## Given request
Going through the material below, please gather all lines with the word "standardization" in them.

[Recorded data]

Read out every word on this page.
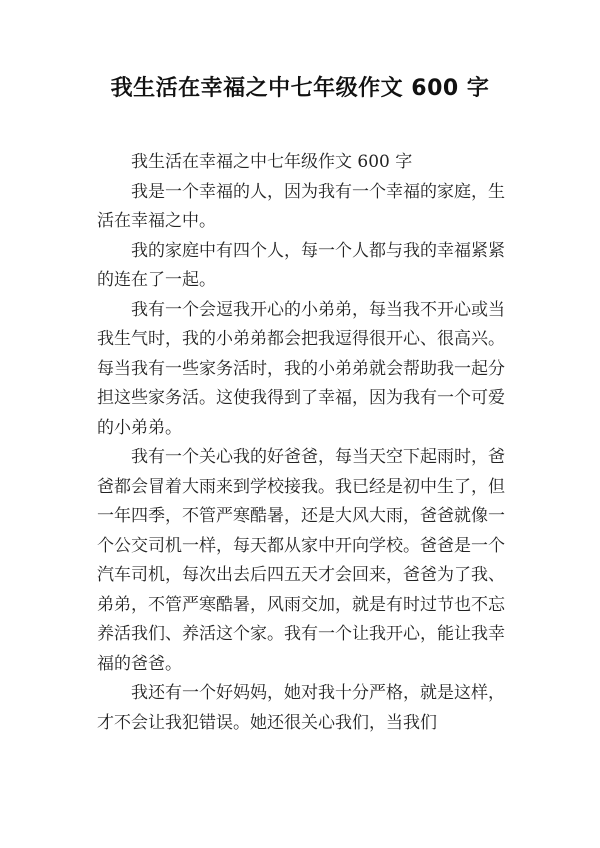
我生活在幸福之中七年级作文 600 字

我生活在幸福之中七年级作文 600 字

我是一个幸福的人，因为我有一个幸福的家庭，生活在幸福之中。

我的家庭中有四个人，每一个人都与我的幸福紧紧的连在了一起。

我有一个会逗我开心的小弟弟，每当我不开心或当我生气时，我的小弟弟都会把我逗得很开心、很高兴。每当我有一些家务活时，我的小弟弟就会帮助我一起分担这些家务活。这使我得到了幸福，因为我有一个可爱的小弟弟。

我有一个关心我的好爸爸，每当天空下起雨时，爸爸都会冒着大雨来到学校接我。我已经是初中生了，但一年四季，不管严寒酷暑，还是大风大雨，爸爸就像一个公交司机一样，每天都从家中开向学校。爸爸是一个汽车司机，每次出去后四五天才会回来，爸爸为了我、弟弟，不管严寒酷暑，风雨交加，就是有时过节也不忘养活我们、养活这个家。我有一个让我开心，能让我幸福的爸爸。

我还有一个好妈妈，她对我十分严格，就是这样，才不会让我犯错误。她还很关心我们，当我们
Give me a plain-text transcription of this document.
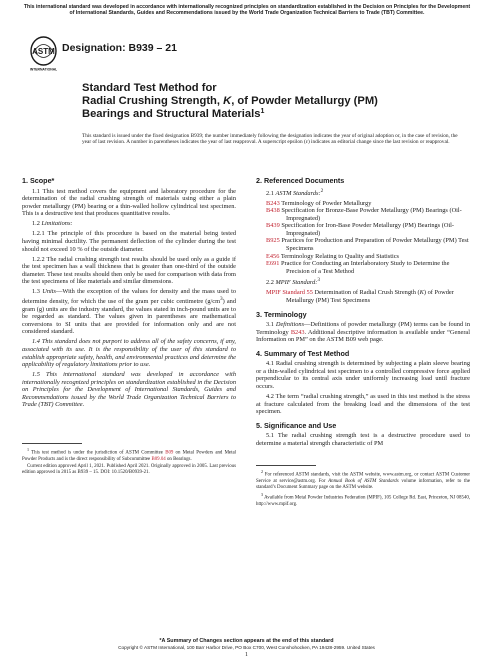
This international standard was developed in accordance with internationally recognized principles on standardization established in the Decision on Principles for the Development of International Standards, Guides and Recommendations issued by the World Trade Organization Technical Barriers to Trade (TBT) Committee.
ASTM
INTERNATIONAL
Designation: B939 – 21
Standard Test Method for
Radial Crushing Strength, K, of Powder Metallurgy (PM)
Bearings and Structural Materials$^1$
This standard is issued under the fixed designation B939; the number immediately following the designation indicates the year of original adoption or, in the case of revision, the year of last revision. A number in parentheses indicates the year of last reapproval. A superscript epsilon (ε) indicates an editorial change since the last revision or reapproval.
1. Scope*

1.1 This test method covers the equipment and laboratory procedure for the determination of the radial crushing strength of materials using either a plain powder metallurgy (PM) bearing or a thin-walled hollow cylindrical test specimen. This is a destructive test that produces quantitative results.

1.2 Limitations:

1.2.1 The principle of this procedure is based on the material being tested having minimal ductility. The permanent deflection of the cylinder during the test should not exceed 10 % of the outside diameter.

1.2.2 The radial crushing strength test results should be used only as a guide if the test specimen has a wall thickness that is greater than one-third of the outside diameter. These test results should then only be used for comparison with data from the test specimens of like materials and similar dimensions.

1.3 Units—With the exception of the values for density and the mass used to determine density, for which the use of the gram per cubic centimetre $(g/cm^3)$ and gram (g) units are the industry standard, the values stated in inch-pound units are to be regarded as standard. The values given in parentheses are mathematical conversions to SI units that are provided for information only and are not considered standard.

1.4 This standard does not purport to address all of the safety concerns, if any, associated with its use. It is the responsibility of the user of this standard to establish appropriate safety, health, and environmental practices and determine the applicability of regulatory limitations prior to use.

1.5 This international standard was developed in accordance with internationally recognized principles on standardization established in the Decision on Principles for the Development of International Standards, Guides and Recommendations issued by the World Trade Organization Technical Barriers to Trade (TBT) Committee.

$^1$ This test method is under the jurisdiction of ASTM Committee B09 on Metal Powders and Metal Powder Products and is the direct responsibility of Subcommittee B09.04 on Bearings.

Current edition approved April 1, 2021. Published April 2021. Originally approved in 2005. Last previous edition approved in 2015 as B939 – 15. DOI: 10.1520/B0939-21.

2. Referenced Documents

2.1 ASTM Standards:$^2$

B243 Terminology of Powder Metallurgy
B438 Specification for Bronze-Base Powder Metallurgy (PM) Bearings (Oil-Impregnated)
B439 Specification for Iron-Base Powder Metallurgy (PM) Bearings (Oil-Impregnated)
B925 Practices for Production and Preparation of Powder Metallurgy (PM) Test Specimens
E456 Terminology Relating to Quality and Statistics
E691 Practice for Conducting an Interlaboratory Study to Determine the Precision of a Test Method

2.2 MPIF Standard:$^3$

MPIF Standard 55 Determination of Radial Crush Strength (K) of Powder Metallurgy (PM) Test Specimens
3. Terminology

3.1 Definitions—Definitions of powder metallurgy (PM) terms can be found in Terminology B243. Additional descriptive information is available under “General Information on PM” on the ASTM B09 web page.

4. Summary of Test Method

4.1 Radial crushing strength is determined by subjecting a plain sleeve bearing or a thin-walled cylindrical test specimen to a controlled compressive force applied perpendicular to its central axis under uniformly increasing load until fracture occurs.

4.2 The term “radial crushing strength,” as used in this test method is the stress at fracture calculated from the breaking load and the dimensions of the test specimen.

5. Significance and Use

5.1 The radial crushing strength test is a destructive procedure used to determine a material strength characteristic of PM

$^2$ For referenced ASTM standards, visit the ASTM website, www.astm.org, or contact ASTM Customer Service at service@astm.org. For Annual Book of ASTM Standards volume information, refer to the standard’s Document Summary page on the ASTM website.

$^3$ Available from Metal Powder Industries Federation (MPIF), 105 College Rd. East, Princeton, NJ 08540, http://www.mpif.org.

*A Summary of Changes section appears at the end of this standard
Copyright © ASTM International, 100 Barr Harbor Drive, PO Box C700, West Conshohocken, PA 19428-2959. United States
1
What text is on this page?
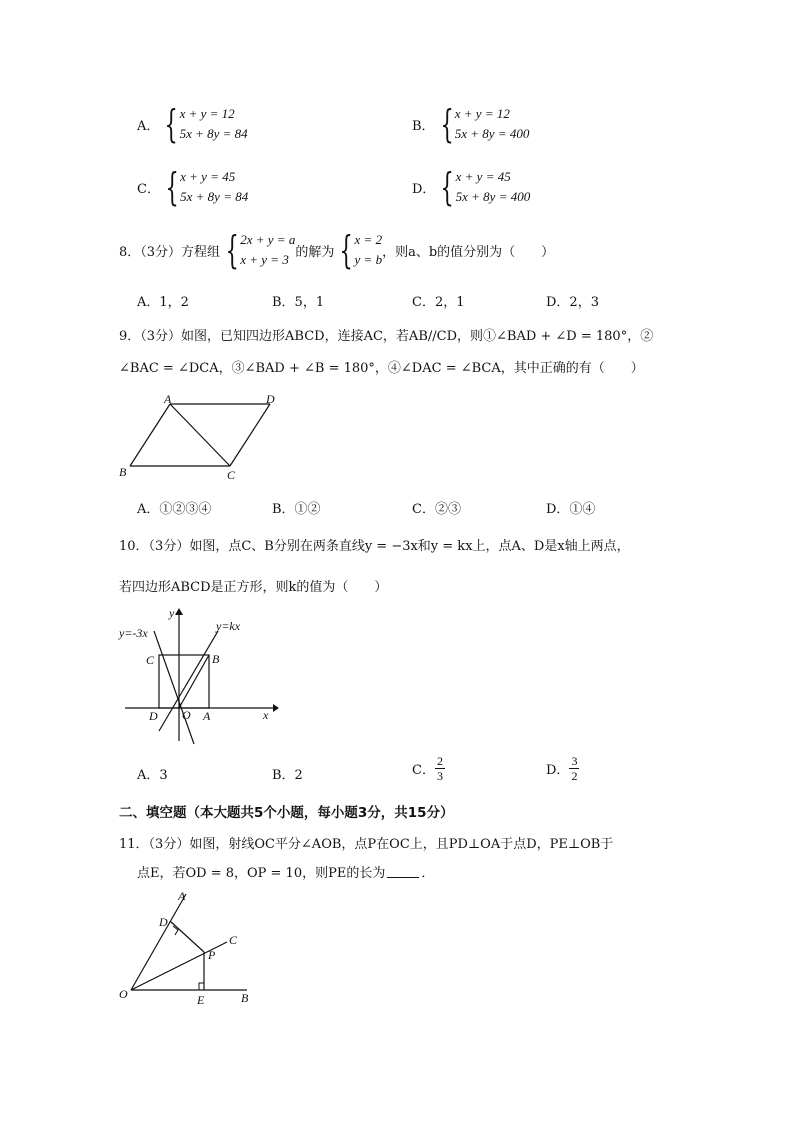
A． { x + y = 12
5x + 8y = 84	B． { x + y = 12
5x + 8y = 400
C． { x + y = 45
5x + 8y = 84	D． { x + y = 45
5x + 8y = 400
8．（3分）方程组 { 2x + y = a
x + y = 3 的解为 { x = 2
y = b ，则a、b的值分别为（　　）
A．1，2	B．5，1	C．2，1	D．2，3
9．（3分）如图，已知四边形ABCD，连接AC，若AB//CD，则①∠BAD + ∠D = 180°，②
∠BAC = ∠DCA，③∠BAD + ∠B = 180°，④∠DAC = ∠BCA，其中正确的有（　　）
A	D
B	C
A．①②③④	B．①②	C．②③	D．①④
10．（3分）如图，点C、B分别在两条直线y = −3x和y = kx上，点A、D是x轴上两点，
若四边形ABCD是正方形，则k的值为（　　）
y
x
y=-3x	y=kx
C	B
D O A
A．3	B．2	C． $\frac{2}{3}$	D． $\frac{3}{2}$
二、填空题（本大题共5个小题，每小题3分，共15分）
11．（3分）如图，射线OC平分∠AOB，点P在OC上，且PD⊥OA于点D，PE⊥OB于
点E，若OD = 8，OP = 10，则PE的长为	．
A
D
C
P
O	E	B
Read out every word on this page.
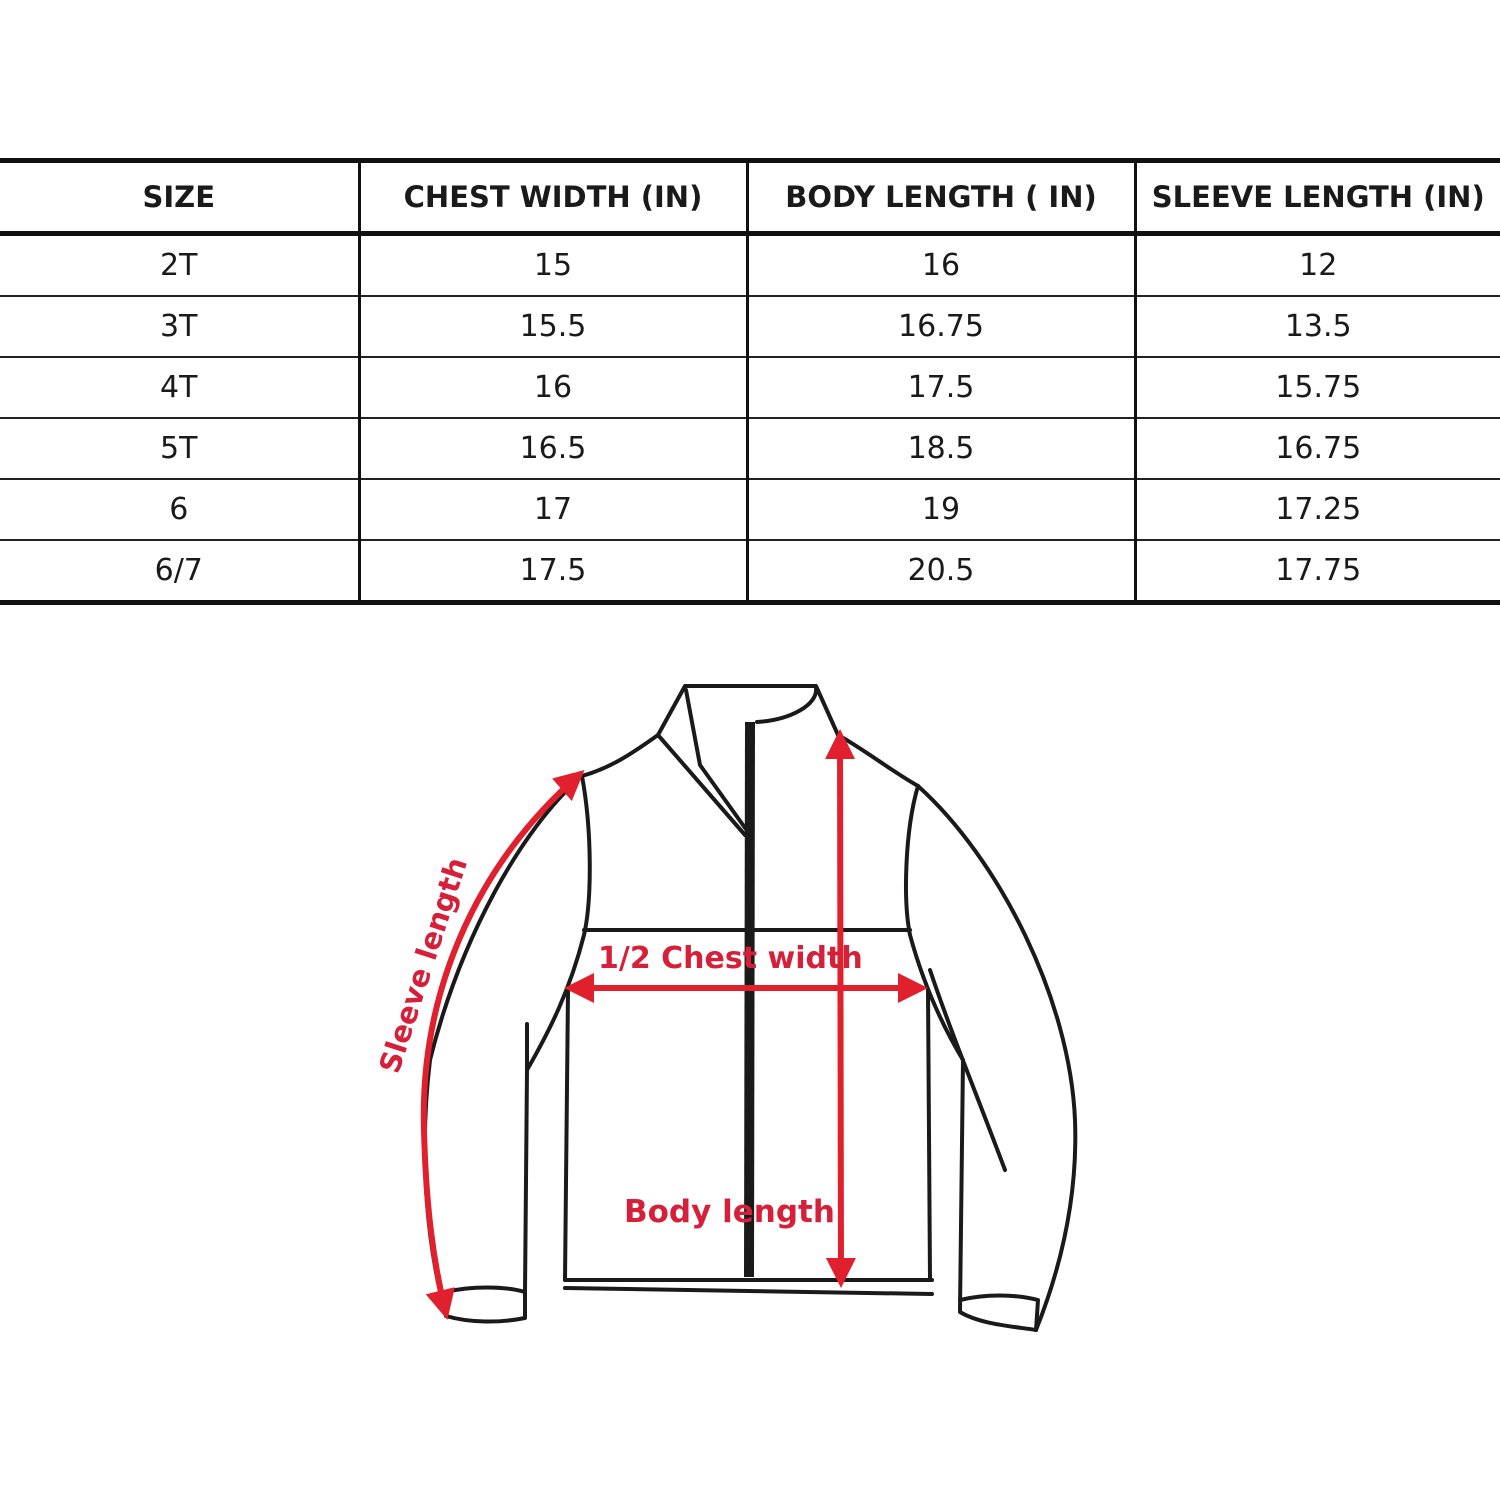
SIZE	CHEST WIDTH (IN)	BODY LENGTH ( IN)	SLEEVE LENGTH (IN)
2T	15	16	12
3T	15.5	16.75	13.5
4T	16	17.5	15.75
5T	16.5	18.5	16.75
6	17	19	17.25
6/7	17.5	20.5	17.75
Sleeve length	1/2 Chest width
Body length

## Answer for the task
This international standard was developed in accordance with internationally recognized principles on standardization established in the Decision on Principles for the Development of International Standards, Guides and Recommendations issued by the World Trade Organization Technical Barriers to Trade (TBT) Committee.
1.5 This international standard was developed in accordance with internationally recognized principles on standardization established in the Decision on Principles for the Development of International Standards, Guides and Recommendations issued by the World Trade Organization Technical Barriers to Trade (TBT) Committee.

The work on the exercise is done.